## [To be done]
Write out the listing below without alteration, omitting its pictures.

[start of Task material]

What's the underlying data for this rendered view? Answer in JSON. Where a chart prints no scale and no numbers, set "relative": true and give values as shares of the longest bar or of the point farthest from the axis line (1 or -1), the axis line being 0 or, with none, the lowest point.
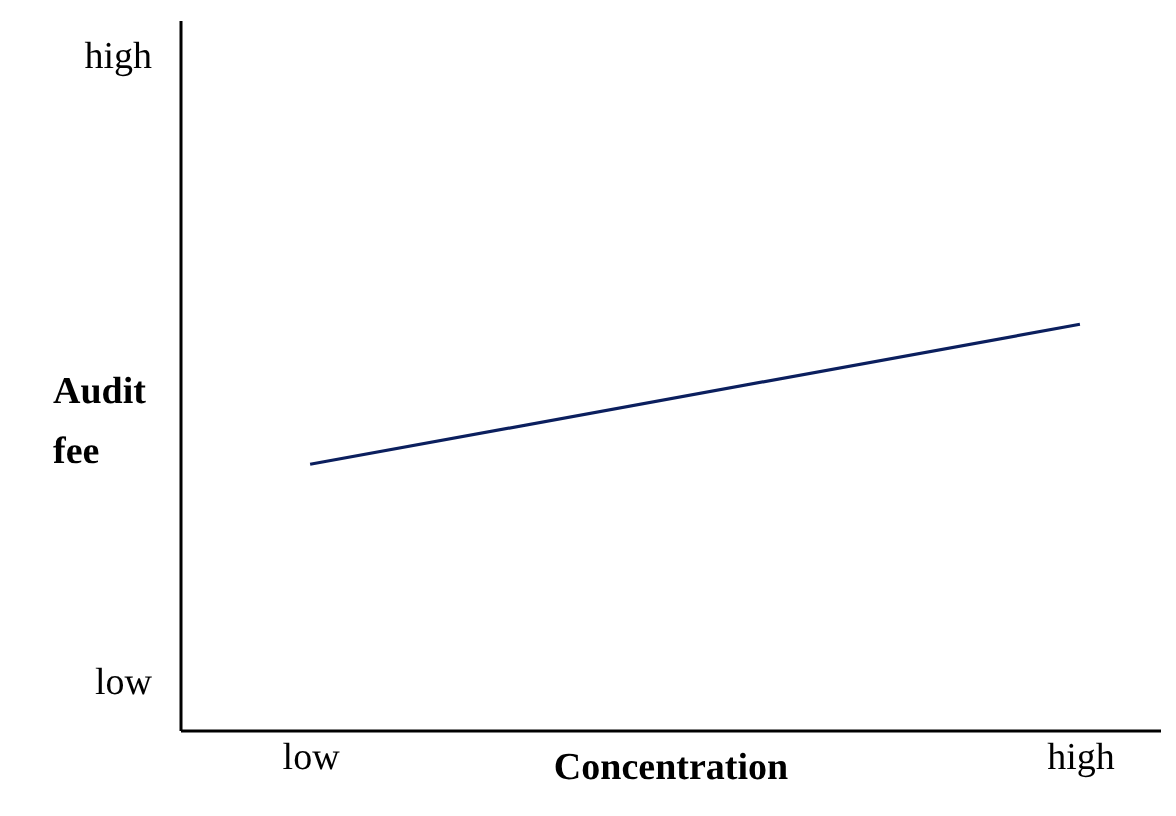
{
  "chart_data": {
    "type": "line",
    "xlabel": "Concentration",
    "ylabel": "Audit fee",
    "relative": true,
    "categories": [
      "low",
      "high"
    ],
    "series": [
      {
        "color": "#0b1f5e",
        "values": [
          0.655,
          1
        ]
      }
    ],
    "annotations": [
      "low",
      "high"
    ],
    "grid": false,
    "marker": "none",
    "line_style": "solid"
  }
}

[end of Task material]

## [Completed exercise]
What's the underlying data for this rendered view? Answer in JSON. Where a chart prints no scale and no numbers, set "relative": true and give values as shares of the longest bar or of the point farthest from the axis line (1 or -1), the axis line being 0 or, with none, the lowest point.
{
  "chart_data": {
    "type": "line",
    "xlabel": "Concentration",
    "ylabel": "Audit fee",
    "relative": true,
    "categories": [
      "low",
      "high"
    ],
    "series": [
      {
        "color": "#0b1f5e",
        "values": [
          0.655,
          1
        ]
      }
    ],
    "annotations": [
      "low",
      "high"
    ],
    "grid": false,
    "marker": "none",
    "line_style": "solid"
  }
}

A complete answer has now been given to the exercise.